[Rows from a figure dataset]

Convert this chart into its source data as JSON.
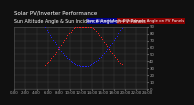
{
  "title": "Solar PV/Inverter Performance",
  "subtitle": "Sun Altitude Angle & Sun Incidence Angle on PV Panels",
  "series1_label": "Sun Altitude Angle",
  "series2_label": "Sun Incidence Angle on PV Panels",
  "color1": "#2222ff",
  "color2": "#ff2222",
  "legend_bg": "#000080",
  "legend_color2_bg": "#cc0000",
  "ylim": [
    0,
    90
  ],
  "xlim": [
    0,
    24
  ],
  "ytick_vals": [
    0,
    10,
    20,
    30,
    40,
    50,
    60,
    70,
    80,
    90
  ],
  "xtick_vals": [
    0,
    2,
    4,
    6,
    8,
    10,
    12,
    14,
    16,
    18,
    20,
    22,
    24
  ],
  "xtick_labels": [
    "0:00",
    "2:00",
    "4:00",
    "6:00",
    "8:00",
    "10:00",
    "12:00",
    "14:00",
    "16:00",
    "18:00",
    "20:00",
    "22:00",
    "24:00"
  ],
  "bg_color": "#101010",
  "plot_bg": "#1a1a1a",
  "grid_color": "#404040",
  "title_fontsize": 4.0,
  "legend_fontsize": 2.8,
  "tick_fontsize": 2.8,
  "tick_color": "#aaaaaa",
  "sunrise": 5.5,
  "sunset": 19.5,
  "peak_alt": 57,
  "panel_tilt": 30
}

■ **Exercise brief**:
Print the complete listing exactly, apart from any pictures.

■ **Exercise answer**:
Convert this chart into its source data as JSON.
{
  "title": "Solar PV/Inverter Performance",
  "subtitle": "Sun Altitude Angle & Sun Incidence Angle on PV Panels",
  "series1_label": "Sun Altitude Angle",
  "series2_label": "Sun Incidence Angle on PV Panels",
  "color1": "#2222ff",
  "color2": "#ff2222",
  "legend_bg": "#000080",
  "legend_color2_bg": "#cc0000",
  "ylim": [
    0,
    90
  ],
  "xlim": [
    0,
    24
  ],
  "ytick_vals": [
    0,
    10,
    20,
    30,
    40,
    50,
    60,
    70,
    80,
    90
  ],
  "xtick_vals": [
    0,
    2,
    4,
    6,
    8,
    10,
    12,
    14,
    16,
    18,
    20,
    22,
    24
  ],
  "xtick_labels": [
    "0:00",
    "2:00",
    "4:00",
    "6:00",
    "8:00",
    "10:00",
    "12:00",
    "14:00",
    "16:00",
    "18:00",
    "20:00",
    "22:00",
    "24:00"
  ],
  "bg_color": "#101010",
  "plot_bg": "#1a1a1a",
  "grid_color": "#404040",
  "title_fontsize": 4.0,
  "legend_fontsize": 2.8,
  "tick_fontsize": 2.8,
  "tick_color": "#aaaaaa",
  "sunrise": 5.5,
  "sunset": 19.5,
  "peak_alt": 57,
  "panel_tilt": 30
}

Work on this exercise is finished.